(Stored data entries)

•••••

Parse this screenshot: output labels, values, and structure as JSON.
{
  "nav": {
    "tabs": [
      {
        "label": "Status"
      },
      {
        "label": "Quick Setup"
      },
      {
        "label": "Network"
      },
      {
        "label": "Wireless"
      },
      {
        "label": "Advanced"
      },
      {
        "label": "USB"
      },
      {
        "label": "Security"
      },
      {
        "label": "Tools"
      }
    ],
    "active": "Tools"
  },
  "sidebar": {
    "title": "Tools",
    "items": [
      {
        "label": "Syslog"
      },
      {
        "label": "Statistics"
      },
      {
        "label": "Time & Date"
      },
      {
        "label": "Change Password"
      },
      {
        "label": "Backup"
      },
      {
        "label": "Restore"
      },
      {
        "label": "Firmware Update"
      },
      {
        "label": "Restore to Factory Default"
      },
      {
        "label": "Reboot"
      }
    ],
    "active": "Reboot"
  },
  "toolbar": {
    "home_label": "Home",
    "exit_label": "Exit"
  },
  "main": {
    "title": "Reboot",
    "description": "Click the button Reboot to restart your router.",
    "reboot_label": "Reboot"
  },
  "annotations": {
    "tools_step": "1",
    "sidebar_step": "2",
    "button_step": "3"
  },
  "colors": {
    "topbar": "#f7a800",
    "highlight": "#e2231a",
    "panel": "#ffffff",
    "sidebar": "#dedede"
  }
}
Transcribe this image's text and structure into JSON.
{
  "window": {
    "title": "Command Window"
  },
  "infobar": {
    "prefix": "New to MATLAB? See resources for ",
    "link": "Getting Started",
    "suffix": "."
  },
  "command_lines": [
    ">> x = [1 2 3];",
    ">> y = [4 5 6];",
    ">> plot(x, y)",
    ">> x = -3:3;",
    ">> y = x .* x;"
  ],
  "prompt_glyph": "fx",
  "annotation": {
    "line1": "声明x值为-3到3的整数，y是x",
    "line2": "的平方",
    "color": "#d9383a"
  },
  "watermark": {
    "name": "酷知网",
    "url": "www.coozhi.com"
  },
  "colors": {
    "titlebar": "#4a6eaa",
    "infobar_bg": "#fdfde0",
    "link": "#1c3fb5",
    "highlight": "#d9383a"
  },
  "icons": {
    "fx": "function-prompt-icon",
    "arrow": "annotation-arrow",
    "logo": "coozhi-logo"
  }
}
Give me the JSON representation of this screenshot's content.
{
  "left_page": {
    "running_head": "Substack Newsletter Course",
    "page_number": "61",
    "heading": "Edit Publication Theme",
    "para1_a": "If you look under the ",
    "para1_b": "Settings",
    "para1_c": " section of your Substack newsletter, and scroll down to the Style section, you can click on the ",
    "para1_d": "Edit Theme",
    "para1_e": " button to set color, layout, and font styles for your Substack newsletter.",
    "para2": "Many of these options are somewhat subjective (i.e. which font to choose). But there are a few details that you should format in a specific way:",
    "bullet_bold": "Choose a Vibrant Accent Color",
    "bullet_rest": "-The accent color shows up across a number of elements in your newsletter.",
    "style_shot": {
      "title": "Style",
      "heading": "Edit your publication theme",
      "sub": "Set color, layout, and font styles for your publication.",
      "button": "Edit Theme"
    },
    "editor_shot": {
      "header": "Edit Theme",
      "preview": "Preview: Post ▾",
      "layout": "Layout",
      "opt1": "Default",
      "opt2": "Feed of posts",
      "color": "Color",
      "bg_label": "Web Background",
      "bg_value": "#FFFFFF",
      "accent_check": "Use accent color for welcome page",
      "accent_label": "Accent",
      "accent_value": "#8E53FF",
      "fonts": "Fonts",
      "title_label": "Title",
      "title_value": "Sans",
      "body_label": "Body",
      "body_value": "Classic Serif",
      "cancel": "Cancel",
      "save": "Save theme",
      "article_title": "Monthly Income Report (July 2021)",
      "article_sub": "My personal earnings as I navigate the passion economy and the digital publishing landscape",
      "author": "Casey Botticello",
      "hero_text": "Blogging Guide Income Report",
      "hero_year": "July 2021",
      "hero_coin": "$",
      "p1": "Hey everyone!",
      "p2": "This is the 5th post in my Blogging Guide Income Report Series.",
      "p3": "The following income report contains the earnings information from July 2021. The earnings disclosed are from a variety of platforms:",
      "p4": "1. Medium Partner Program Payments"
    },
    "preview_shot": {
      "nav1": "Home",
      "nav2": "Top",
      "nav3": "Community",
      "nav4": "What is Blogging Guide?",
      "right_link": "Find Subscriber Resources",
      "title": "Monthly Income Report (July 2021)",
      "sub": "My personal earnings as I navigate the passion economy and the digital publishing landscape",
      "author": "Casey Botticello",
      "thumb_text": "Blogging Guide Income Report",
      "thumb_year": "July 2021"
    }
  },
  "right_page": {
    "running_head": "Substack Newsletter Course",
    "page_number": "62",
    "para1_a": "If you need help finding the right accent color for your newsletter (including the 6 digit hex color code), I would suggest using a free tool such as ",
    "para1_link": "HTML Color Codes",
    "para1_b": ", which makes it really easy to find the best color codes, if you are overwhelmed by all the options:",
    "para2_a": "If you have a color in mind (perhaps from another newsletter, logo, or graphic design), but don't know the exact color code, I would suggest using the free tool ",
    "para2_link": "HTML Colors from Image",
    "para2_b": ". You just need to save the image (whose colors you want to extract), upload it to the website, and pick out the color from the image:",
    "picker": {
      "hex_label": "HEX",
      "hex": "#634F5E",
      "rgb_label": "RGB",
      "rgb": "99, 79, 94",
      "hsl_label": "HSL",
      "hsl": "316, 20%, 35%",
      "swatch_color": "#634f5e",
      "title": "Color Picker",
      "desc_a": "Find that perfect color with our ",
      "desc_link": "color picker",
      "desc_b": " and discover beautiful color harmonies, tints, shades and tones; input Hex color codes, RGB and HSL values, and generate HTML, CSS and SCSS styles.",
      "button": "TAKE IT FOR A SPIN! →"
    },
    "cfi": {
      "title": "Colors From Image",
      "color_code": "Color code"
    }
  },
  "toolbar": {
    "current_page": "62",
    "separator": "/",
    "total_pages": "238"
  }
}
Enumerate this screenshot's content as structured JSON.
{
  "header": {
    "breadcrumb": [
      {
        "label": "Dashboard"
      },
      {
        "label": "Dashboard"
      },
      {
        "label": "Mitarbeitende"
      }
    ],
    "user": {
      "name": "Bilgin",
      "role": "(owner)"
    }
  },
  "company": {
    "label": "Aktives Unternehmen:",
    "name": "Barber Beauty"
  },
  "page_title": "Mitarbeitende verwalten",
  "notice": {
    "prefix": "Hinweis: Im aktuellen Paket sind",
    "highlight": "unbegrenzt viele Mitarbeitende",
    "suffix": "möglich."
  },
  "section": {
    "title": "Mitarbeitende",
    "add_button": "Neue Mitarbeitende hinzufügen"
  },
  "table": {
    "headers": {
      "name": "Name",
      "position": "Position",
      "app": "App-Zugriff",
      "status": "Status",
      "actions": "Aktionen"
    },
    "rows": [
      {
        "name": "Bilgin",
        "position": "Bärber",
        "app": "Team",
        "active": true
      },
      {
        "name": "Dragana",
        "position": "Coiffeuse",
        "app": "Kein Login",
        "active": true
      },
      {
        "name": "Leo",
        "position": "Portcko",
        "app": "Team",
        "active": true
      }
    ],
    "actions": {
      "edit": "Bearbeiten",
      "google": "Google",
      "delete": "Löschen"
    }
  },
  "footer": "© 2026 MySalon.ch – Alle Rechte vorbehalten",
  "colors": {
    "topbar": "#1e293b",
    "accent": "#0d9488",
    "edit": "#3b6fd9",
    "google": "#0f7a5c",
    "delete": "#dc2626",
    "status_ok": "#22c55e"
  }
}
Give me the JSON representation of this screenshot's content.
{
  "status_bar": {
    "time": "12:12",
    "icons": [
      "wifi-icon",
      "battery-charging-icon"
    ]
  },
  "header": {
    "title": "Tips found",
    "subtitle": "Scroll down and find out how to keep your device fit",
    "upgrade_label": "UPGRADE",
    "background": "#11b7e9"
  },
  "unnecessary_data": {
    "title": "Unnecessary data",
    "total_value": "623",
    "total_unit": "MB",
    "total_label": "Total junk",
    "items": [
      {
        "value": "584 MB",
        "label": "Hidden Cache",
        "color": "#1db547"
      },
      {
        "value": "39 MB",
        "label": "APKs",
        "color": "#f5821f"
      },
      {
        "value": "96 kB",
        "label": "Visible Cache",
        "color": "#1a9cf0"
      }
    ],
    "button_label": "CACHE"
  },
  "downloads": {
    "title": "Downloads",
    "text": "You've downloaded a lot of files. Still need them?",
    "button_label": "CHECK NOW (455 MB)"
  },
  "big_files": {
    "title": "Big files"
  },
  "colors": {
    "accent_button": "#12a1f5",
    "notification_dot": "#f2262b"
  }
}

•••••

• **WRITTEN EXERCISE**
Show each line of the listing that holds the string "digital".

• **ANSWER TO THE TASK**
      "article_sub": "My personal earnings as I navigate the passion economy and the digital publishing landscape",
      "sub": "My personal earnings as I navigate the passion economy and the digital publishing landscape",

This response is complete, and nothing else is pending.